Data records
>>>>>

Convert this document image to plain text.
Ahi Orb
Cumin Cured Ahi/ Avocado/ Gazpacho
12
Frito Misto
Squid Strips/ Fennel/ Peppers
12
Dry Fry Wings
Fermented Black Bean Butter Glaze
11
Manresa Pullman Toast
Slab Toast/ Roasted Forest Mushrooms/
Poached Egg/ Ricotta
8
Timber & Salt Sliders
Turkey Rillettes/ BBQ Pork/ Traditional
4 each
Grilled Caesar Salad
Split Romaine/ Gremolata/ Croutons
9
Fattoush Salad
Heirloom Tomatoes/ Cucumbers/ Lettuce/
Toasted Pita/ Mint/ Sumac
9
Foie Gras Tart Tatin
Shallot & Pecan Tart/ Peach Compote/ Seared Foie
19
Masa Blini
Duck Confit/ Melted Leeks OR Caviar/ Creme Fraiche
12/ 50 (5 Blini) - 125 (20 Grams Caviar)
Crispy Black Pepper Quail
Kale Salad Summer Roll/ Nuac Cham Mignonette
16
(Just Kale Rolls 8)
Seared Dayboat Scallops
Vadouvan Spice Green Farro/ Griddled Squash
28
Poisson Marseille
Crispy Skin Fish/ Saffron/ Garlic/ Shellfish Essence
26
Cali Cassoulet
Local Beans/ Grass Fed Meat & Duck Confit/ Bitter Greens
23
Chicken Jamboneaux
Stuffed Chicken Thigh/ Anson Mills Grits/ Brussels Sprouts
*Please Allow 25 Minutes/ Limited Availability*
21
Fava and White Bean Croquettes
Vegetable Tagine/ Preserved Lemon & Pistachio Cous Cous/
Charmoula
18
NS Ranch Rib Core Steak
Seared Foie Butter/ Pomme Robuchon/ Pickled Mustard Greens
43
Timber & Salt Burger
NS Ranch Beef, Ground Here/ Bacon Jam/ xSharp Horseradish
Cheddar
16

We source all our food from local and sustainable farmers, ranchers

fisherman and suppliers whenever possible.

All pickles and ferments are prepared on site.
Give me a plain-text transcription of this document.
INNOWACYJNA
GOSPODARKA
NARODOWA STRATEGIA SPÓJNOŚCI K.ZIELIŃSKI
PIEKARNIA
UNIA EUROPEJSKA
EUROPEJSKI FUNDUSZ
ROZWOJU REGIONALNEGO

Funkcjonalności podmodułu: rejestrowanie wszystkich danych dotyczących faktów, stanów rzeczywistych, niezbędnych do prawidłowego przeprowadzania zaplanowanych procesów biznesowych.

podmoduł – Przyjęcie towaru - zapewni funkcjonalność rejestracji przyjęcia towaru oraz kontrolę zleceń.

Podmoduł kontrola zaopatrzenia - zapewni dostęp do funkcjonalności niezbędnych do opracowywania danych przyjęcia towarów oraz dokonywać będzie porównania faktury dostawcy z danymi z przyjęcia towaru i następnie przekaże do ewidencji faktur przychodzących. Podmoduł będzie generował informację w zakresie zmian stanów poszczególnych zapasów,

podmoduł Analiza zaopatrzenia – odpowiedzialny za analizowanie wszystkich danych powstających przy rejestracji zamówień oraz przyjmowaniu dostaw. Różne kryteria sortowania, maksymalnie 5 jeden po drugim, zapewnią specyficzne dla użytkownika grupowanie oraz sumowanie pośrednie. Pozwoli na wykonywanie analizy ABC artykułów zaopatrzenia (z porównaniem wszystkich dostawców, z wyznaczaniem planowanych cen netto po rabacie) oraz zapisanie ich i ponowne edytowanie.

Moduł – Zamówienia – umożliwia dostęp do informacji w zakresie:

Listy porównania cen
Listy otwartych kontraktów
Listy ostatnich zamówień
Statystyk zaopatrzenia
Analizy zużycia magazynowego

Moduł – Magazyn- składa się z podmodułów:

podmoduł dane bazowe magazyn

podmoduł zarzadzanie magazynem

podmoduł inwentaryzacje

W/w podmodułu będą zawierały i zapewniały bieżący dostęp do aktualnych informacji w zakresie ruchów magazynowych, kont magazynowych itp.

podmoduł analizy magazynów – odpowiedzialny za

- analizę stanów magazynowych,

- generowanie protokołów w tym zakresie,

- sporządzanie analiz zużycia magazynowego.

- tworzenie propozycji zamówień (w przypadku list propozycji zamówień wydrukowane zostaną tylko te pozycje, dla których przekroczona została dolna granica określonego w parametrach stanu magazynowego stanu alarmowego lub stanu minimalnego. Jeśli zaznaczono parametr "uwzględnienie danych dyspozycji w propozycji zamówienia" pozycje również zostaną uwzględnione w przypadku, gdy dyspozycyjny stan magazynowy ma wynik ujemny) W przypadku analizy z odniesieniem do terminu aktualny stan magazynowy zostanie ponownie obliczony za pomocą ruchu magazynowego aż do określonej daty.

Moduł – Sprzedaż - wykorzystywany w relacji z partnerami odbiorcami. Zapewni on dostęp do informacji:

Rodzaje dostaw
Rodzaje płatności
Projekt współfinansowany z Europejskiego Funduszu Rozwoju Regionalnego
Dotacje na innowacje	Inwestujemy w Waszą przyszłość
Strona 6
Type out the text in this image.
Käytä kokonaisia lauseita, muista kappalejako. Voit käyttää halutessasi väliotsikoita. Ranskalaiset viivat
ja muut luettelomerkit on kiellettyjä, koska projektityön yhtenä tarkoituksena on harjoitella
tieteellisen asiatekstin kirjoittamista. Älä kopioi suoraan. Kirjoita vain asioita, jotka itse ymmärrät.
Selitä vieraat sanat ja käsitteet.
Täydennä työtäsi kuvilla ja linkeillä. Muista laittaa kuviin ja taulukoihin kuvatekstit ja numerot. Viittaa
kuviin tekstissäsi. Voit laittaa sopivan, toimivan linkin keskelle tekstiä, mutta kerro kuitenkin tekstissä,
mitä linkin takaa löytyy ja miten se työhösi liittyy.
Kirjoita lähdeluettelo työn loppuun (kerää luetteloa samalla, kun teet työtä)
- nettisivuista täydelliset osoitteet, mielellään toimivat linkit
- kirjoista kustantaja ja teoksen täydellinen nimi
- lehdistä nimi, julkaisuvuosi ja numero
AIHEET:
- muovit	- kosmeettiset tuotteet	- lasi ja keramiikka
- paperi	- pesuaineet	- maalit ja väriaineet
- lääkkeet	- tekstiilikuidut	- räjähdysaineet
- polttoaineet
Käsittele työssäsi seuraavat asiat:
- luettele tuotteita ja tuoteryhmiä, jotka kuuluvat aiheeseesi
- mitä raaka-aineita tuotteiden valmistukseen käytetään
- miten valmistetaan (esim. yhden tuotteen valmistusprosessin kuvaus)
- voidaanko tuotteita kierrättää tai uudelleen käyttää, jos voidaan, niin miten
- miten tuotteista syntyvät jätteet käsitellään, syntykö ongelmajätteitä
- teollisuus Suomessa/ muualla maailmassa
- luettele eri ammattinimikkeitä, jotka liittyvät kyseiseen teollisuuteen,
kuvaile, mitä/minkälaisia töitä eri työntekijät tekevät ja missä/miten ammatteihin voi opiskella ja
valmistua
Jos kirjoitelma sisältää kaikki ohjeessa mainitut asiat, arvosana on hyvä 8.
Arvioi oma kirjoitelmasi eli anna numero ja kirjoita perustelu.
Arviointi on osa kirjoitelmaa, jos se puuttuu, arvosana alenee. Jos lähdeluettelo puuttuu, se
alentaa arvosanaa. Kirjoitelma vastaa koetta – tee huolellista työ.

<<<<<

Description of the task:
Return all of the data exactly as it reads.

Written answer:
Convert this document image to plain text.
Ahi Orb
Cumin Cured Ahi/ Avocado/ Gazpacho
12
Frito Misto
Squid Strips/ Fennel/ Peppers
12
Dry Fry Wings
Fermented Black Bean Butter Glaze
11
Manresa Pullman Toast
Slab Toast/ Roasted Forest Mushrooms/
Poached Egg/ Ricotta
8
Timber & Salt Sliders
Turkey Rillettes/ BBQ Pork/ Traditional
4 each
Grilled Caesar Salad
Split Romaine/ Gremolata/ Croutons
9
Fattoush Salad
Heirloom Tomatoes/ Cucumbers/ Lettuce/
Toasted Pita/ Mint/ Sumac
9
Foie Gras Tart Tatin
Shallot & Pecan Tart/ Peach Compote/ Seared Foie
19
Masa Blini
Duck Confit/ Melted Leeks OR Caviar/ Creme Fraiche
12/ 50 (5 Blini) - 125 (20 Grams Caviar)
Crispy Black Pepper Quail
Kale Salad Summer Roll/ Nuac Cham Mignonette
16
(Just Kale Rolls 8)
Seared Dayboat Scallops
Vadouvan Spice Green Farro/ Griddled Squash
28
Poisson Marseille
Crispy Skin Fish/ Saffron/ Garlic/ Shellfish Essence
26
Cali Cassoulet
Local Beans/ Grass Fed Meat & Duck Confit/ Bitter Greens
23
Chicken Jamboneaux
Stuffed Chicken Thigh/ Anson Mills Grits/ Brussels Sprouts
*Please Allow 25 Minutes/ Limited Availability*
21
Fava and White Bean Croquettes
Vegetable Tagine/ Preserved Lemon & Pistachio Cous Cous/
Charmoula
18
NS Ranch Rib Core Steak
Seared Foie Butter/ Pomme Robuchon/ Pickled Mustard Greens
43
Timber & Salt Burger
NS Ranch Beef, Ground Here/ Bacon Jam/ xSharp Horseradish
Cheddar
16

We source all our food from local and sustainable farmers, ranchers

fisherman and suppliers whenever possible.

All pickles and ferments are prepared on site.
Give me a plain-text transcription of this document.
INNOWACYJNA
GOSPODARKA
NARODOWA STRATEGIA SPÓJNOŚCI K.ZIELIŃSKI
PIEKARNIA
UNIA EUROPEJSKA
EUROPEJSKI FUNDUSZ
ROZWOJU REGIONALNEGO

Funkcjonalności podmodułu: rejestrowanie wszystkich danych dotyczących faktów, stanów rzeczywistych, niezbędnych do prawidłowego przeprowadzania zaplanowanych procesów biznesowych.

podmoduł – Przyjęcie towaru - zapewni funkcjonalność rejestracji przyjęcia towaru oraz kontrolę zleceń.

Podmoduł kontrola zaopatrzenia - zapewni dostęp do funkcjonalności niezbędnych do opracowywania danych przyjęcia towarów oraz dokonywać będzie porównania faktury dostawcy z danymi z przyjęcia towaru i następnie przekaże do ewidencji faktur przychodzących. Podmoduł będzie generował informację w zakresie zmian stanów poszczególnych zapasów,

podmoduł Analiza zaopatrzenia – odpowiedzialny za analizowanie wszystkich danych powstających przy rejestracji zamówień oraz przyjmowaniu dostaw. Różne kryteria sortowania, maksymalnie 5 jeden po drugim, zapewnią specyficzne dla użytkownika grupowanie oraz sumowanie pośrednie. Pozwoli na wykonywanie analizy ABC artykułów zaopatrzenia (z porównaniem wszystkich dostawców, z wyznaczaniem planowanych cen netto po rabacie) oraz zapisanie ich i ponowne edytowanie.

Moduł – Zamówienia – umożliwia dostęp do informacji w zakresie:

Listy porównania cen
Listy otwartych kontraktów
Listy ostatnich zamówień
Statystyk zaopatrzenia
Analizy zużycia magazynowego

Moduł – Magazyn- składa się z podmodułów:

podmoduł dane bazowe magazyn

podmoduł zarzadzanie magazynem

podmoduł inwentaryzacje

W/w podmodułu będą zawierały i zapewniały bieżący dostęp do aktualnych informacji w zakresie ruchów magazynowych, kont magazynowych itp.

podmoduł analizy magazynów – odpowiedzialny za

- analizę stanów magazynowych,

- generowanie protokołów w tym zakresie,

- sporządzanie analiz zużycia magazynowego.

- tworzenie propozycji zamówień (w przypadku list propozycji zamówień wydrukowane zostaną tylko te pozycje, dla których przekroczona została dolna granica określonego w parametrach stanu magazynowego stanu alarmowego lub stanu minimalnego. Jeśli zaznaczono parametr "uwzględnienie danych dyspozycji w propozycji zamówienia" pozycje również zostaną uwzględnione w przypadku, gdy dyspozycyjny stan magazynowy ma wynik ujemny) W przypadku analizy z odniesieniem do terminu aktualny stan magazynowy zostanie ponownie obliczony za pomocą ruchu magazynowego aż do określonej daty.

Moduł – Sprzedaż - wykorzystywany w relacji z partnerami odbiorcami. Zapewni on dostęp do informacji:

Rodzaje dostaw
Rodzaje płatności
Projekt współfinansowany z Europejskiego Funduszu Rozwoju Regionalnego
Dotacje na innowacje	Inwestujemy w Waszą przyszłość
Strona 6
Type out the text in this image.
Käytä kokonaisia lauseita, muista kappalejako. Voit käyttää halutessasi väliotsikoita. Ranskalaiset viivat
ja muut luettelomerkit on kiellettyjä, koska projektityön yhtenä tarkoituksena on harjoitella
tieteellisen asiatekstin kirjoittamista. Älä kopioi suoraan. Kirjoita vain asioita, jotka itse ymmärrät.
Selitä vieraat sanat ja käsitteet.
Täydennä työtäsi kuvilla ja linkeillä. Muista laittaa kuviin ja taulukoihin kuvatekstit ja numerot. Viittaa
kuviin tekstissäsi. Voit laittaa sopivan, toimivan linkin keskelle tekstiä, mutta kerro kuitenkin tekstissä,
mitä linkin takaa löytyy ja miten se työhösi liittyy.
Kirjoita lähdeluettelo työn loppuun (kerää luetteloa samalla, kun teet työtä)
- nettisivuista täydelliset osoitteet, mielellään toimivat linkit
- kirjoista kustantaja ja teoksen täydellinen nimi
- lehdistä nimi, julkaisuvuosi ja numero
AIHEET:
- muovit	- kosmeettiset tuotteet	- lasi ja keramiikka
- paperi	- pesuaineet	- maalit ja väriaineet
- lääkkeet	- tekstiilikuidut	- räjähdysaineet
- polttoaineet
Käsittele työssäsi seuraavat asiat:
- luettele tuotteita ja tuoteryhmiä, jotka kuuluvat aiheeseesi
- mitä raaka-aineita tuotteiden valmistukseen käytetään
- miten valmistetaan (esim. yhden tuotteen valmistusprosessin kuvaus)
- voidaanko tuotteita kierrättää tai uudelleen käyttää, jos voidaan, niin miten
- miten tuotteista syntyvät jätteet käsitellään, syntykö ongelmajätteitä
- teollisuus Suomessa/ muualla maailmassa
- luettele eri ammattinimikkeitä, jotka liittyvät kyseiseen teollisuuteen,
kuvaile, mitä/minkälaisia töitä eri työntekijät tekevät ja missä/miten ammatteihin voi opiskella ja
valmistua
Jos kirjoitelma sisältää kaikki ohjeessa mainitut asiat, arvosana on hyvä 8.
Arvioi oma kirjoitelmasi eli anna numero ja kirjoita perustelu.
Arviointi on osa kirjoitelmaa, jos se puuttuu, arvosana alenee. Jos lähdeluettelo puuttuu, se
alentaa arvosanaa. Kirjoitelma vastaa koetta – tee huolellista työ.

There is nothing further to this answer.